Text to read:
┌──

Corpus Christi is an independent Evangelical-Lutheran association which work for “churchly and biblical renewal among young adults in Europe.” The aim is for “young adults to be led into an Evangelical-Lutheran church life.” Primarily, Corpus Christi arranges since 2009 annual conferences, aimed to give young adults the confidence and joy to, on the firm ground of the Word and in forms that unite Christians of all times and all places, draw from the wells of salvation which the Holy Spirit opens for us in the Church’s worship, in biblical teaching and in common prayer and song.
Our name Corpus Christi means the Body of Christ. There are at least three meanings of this expression which also gives a vision for our work among young adults in Europe. The three points follow naturally after each other.
We confess Christ
The Son of God was made man by the Holy Spirit and was born by the Holy Virgin Mary. He was given the name Jesus and is Christ, the Lord. In His body, God condemned the sin of the world as He suffered under Pontius Pilate and was crucified. His dead body was buried, but on the third He rose again from dead and ascended later into heaven and sits at the right of the Father, eternally true man and true God. He will come again and judge the living and the dead.
We promote Christ
According to His great commission, Corpus Christi is called to teach baptized disciples to observe all that Christ has commanded so that they may for ever believe in the Triune God that has made them His own. We confess (and promote) the Holy Scriptures to be God’s Word and the Lutheran Confessions to be the true exposition of God’s Word.
- The proper preaching of Law and Gospel is a gem of the Lutheran tradition given to the Church. The very aim of our confession and our teaching is to call people to repentance and faith in Christ, which is accomplished by the Holy Spirit through God’s law and His gospel. We look for clarity and purity in our preaching.

└──

Information supplied:
┌──

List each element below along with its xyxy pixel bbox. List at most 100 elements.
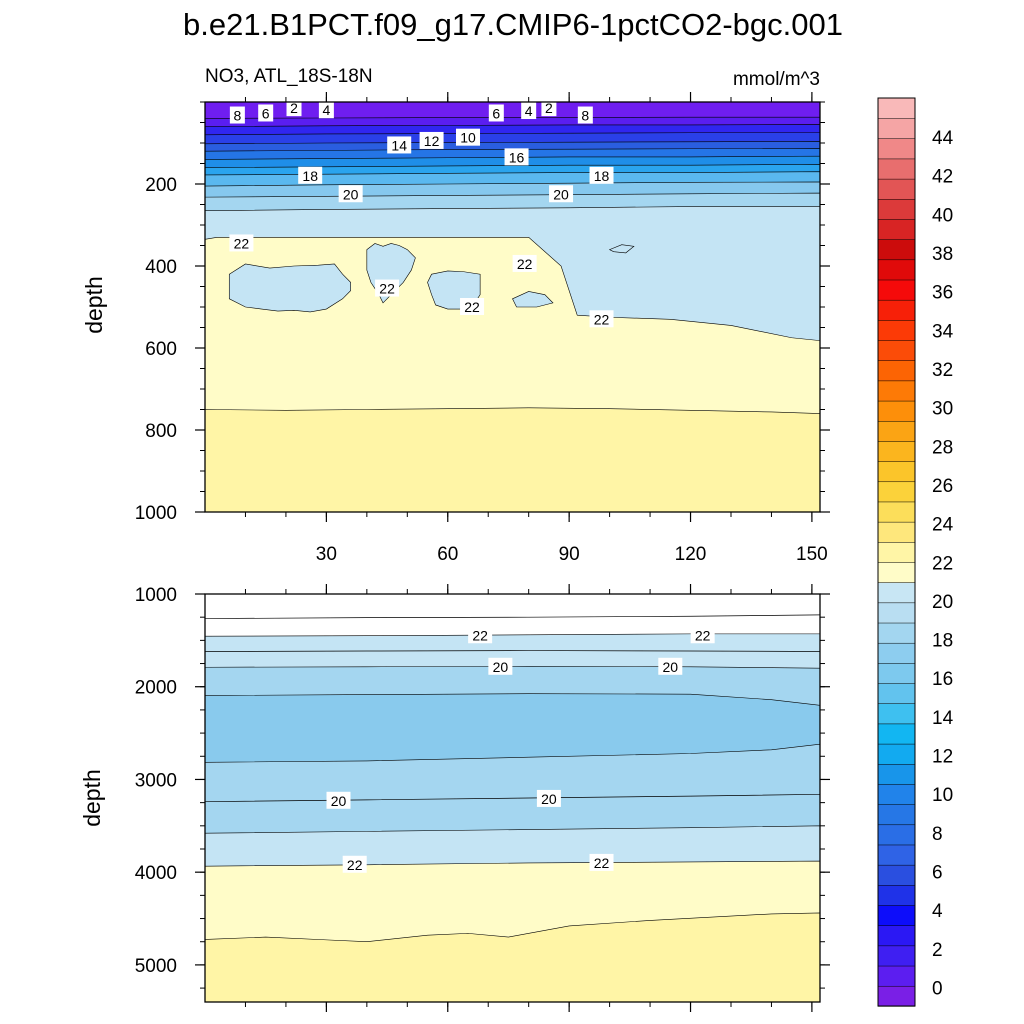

└──

Set problem 1: Please copy the Corpus Christi passage word for word, everything from "We confess Christ" down to "and the dead.".
Set problem 2: Carry the Corpus Christi passage forward, beginning right after its final sentence.

Result 1:
We confess Christ
The Son of God was made man by the Holy Spirit and was born by the Holy Virgin Mary. He was given the name Jesus and is Christ, the Lord. In His body, God condemned the sin of the world as He suffered under Pontius Pilate and was crucified. His dead body was buried, but on the third He rose again from dead and ascended later into heaven and sits at the right of the Father, eternally true man and true God. He will come again and judge the living and the dead.

Result 2:
- The Small Catechism is the summary of God’s Word to be taught in all its richness, through inspiring and varying lectures, seminars, our prayer-book, books and articles. Every new generation (of youth) must explore this gem of the Church anew as an ever-fresh exposition of the Bible and what it means to be a Christian.
- The confession we make will also promote unity in the Church, as we are catechized and formed together (otherwise separated by different languages, national boundaries, and churches). This is also an essential task for the Lutheran church of today. As we meet from various countries and spiritual traditions, the catholicity of the Lutheran church and confession will be promoted.
- Throughout the history of the Church, the truth of Scriptures is always expounded together with other Christians. We learn from each other as we study together, and the richness of each tradition blesses the whole.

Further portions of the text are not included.